> Instructions to follow
Select the lines that contain "book" and copy each of them.

> Records for the task
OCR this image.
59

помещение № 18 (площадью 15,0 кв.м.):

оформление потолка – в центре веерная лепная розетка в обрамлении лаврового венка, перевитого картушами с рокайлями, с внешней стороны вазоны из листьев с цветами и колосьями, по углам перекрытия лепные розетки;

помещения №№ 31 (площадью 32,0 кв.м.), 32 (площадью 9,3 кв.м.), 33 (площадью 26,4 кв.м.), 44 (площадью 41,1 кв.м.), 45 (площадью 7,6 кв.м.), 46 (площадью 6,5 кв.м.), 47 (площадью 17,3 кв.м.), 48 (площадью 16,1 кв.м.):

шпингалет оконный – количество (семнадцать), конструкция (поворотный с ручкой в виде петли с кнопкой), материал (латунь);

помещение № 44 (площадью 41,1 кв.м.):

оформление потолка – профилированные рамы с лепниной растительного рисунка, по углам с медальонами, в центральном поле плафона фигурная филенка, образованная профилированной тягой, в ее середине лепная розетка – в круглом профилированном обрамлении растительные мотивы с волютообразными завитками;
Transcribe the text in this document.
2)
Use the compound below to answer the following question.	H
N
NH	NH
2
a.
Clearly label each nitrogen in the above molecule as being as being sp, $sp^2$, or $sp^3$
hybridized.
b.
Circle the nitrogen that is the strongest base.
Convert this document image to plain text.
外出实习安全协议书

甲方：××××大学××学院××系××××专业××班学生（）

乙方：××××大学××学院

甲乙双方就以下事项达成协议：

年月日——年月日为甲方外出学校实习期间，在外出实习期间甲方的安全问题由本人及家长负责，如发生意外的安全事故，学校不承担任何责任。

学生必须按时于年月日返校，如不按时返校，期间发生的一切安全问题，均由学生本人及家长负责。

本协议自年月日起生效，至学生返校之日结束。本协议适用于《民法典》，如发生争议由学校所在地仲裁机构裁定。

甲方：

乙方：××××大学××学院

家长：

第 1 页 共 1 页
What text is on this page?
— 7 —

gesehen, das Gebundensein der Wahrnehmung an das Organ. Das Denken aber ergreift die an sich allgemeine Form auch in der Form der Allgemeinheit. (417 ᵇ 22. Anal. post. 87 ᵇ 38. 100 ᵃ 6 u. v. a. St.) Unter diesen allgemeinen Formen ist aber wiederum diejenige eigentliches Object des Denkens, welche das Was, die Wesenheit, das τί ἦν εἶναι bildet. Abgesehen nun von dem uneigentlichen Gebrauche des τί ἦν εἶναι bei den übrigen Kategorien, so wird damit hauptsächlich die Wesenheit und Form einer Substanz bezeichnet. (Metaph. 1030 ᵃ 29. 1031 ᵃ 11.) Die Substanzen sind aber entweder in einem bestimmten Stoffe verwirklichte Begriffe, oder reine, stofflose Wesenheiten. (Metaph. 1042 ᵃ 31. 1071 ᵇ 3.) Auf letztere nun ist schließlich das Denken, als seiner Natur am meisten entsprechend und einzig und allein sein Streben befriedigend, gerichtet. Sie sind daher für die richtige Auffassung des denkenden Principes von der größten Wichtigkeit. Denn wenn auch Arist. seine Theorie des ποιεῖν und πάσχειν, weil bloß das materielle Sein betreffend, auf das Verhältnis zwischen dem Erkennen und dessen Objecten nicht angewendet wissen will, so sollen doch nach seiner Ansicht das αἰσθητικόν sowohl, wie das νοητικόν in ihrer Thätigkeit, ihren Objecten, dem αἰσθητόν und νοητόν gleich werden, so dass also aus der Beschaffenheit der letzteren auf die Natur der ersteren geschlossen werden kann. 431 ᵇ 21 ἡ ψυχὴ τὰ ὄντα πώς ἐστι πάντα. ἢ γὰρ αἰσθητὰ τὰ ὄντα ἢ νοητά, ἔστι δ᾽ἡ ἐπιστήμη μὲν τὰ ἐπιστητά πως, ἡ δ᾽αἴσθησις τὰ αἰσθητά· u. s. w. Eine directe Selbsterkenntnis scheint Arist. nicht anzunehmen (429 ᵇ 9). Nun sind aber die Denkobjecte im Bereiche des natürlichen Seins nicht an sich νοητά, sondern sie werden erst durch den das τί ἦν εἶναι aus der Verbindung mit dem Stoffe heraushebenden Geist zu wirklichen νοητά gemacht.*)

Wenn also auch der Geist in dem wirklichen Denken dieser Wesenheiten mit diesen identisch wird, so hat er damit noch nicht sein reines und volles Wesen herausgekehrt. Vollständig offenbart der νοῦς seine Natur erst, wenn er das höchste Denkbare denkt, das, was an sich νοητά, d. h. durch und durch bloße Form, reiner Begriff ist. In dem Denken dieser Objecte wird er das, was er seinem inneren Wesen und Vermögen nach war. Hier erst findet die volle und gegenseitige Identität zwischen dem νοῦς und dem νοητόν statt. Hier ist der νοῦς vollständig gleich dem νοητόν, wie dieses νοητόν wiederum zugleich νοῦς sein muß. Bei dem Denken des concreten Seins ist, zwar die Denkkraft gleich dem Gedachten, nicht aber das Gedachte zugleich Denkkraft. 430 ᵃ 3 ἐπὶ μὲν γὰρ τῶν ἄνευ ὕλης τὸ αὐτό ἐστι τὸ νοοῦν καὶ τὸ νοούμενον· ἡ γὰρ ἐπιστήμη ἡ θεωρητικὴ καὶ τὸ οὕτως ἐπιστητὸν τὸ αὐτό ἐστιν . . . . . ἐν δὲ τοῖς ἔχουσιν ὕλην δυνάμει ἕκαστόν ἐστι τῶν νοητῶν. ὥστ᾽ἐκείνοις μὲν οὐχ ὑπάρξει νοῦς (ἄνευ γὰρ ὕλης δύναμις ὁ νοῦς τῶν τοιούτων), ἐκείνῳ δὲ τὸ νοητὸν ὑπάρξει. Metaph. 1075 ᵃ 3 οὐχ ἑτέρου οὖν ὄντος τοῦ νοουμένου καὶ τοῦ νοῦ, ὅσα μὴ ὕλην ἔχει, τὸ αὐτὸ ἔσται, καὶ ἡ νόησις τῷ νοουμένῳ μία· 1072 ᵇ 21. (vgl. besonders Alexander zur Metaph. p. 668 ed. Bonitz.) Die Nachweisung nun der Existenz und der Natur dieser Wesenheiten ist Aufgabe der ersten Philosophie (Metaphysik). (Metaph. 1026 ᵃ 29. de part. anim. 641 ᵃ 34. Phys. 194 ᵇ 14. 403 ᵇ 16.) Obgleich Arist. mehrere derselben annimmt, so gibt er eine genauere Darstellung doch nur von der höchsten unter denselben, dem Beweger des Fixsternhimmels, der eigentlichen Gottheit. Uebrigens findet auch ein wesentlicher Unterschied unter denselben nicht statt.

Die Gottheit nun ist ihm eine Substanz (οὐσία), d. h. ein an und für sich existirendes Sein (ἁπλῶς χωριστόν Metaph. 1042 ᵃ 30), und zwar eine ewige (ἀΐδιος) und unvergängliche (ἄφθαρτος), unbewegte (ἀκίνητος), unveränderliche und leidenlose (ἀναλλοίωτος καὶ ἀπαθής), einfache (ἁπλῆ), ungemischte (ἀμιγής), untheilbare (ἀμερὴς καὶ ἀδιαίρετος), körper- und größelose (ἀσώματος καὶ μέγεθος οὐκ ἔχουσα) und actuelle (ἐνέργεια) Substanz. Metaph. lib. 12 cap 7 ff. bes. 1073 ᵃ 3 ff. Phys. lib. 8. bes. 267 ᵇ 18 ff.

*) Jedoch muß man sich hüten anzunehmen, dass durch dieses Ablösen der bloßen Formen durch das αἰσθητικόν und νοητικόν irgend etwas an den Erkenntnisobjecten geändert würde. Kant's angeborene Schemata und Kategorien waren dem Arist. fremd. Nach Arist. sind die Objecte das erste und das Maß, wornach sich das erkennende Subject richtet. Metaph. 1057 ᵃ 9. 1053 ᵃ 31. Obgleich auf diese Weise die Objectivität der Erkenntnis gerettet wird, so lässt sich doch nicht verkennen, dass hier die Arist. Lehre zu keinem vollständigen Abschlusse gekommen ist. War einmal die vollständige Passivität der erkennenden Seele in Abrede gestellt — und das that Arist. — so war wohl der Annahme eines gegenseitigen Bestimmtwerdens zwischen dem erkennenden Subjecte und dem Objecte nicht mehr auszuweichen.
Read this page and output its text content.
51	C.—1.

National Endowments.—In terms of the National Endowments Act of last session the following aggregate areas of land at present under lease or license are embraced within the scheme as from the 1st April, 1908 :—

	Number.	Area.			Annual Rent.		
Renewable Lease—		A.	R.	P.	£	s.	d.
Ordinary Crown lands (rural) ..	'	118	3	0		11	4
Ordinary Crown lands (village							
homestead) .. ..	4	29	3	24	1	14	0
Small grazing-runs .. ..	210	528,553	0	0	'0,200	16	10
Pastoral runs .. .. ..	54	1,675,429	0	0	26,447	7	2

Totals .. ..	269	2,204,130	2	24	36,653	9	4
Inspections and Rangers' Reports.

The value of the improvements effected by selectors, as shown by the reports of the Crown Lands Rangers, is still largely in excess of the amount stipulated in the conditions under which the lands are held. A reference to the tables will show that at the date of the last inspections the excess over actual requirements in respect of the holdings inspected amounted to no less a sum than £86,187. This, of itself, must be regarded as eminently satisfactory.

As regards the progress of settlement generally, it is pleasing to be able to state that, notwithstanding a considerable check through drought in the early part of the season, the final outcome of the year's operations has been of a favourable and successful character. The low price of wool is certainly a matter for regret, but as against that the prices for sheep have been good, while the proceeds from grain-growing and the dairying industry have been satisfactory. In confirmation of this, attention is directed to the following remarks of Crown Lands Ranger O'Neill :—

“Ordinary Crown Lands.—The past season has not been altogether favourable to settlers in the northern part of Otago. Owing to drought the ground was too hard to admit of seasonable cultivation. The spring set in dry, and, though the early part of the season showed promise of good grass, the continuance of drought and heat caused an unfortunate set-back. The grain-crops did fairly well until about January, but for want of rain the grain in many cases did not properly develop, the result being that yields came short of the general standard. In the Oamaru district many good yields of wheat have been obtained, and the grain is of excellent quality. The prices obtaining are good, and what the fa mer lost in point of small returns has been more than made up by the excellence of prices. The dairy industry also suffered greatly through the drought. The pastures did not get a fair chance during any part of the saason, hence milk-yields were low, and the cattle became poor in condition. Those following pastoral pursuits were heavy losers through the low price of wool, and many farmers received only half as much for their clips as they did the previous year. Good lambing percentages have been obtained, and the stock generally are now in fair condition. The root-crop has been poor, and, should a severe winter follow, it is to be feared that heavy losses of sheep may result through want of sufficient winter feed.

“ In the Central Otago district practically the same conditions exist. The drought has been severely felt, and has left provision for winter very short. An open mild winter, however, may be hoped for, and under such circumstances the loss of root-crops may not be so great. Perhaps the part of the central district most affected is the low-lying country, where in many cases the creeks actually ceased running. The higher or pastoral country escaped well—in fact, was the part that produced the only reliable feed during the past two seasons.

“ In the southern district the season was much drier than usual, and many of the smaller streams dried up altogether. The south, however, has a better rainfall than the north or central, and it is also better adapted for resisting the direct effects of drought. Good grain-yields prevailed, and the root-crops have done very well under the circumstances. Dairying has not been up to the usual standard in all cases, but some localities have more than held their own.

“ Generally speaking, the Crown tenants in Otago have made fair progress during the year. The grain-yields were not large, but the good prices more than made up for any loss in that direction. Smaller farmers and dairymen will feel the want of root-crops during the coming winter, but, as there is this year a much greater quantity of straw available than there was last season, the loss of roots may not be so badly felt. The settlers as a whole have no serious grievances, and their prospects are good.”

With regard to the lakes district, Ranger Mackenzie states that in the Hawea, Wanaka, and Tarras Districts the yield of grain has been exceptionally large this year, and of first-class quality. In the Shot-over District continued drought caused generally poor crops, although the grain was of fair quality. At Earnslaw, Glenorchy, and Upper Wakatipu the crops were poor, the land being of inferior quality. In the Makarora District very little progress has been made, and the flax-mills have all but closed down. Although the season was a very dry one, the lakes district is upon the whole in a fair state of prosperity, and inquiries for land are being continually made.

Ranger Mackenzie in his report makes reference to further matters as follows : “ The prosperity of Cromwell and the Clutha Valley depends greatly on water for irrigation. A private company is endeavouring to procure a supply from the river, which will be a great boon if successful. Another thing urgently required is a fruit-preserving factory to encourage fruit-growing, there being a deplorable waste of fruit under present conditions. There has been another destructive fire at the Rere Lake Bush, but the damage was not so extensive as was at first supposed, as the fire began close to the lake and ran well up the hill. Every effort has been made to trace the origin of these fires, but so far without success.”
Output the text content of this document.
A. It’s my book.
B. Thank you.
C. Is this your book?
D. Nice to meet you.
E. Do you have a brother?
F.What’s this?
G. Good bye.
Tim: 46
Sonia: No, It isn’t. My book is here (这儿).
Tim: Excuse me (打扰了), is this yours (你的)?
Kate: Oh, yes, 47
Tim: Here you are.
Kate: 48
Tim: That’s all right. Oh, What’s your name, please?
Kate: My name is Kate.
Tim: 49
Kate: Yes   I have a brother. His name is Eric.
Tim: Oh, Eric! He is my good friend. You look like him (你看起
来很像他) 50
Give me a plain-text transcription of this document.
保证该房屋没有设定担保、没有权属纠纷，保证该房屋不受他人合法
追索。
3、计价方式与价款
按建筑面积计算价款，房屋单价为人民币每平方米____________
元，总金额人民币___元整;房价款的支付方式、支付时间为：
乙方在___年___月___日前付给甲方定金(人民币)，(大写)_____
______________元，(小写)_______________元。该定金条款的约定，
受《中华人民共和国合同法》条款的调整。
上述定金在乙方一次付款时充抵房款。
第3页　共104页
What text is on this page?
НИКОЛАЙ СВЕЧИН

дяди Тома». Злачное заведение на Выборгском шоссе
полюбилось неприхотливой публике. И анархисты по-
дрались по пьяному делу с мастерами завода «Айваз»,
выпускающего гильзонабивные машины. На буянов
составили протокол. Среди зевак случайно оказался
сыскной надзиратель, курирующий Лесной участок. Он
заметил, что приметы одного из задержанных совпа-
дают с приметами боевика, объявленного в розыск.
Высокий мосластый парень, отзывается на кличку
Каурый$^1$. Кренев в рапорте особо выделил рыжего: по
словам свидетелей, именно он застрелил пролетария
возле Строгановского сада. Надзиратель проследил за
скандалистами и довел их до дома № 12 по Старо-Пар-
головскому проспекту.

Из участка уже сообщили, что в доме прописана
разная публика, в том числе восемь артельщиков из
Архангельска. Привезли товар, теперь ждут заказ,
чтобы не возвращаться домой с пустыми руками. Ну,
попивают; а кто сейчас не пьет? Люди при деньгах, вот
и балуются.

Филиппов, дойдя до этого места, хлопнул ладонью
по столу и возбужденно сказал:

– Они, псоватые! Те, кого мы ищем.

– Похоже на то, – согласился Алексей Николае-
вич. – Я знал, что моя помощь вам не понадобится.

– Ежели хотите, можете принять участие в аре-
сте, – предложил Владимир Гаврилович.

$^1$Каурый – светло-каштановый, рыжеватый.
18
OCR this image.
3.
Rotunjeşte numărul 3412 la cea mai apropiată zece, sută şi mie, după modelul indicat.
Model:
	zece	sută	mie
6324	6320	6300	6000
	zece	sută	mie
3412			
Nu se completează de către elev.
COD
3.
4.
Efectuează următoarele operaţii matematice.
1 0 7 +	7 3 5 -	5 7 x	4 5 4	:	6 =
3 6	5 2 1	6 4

> Worked answer
A. It’s my book.
C. Is this your book?
Sonia: No, It isn’t. My book is here (这儿).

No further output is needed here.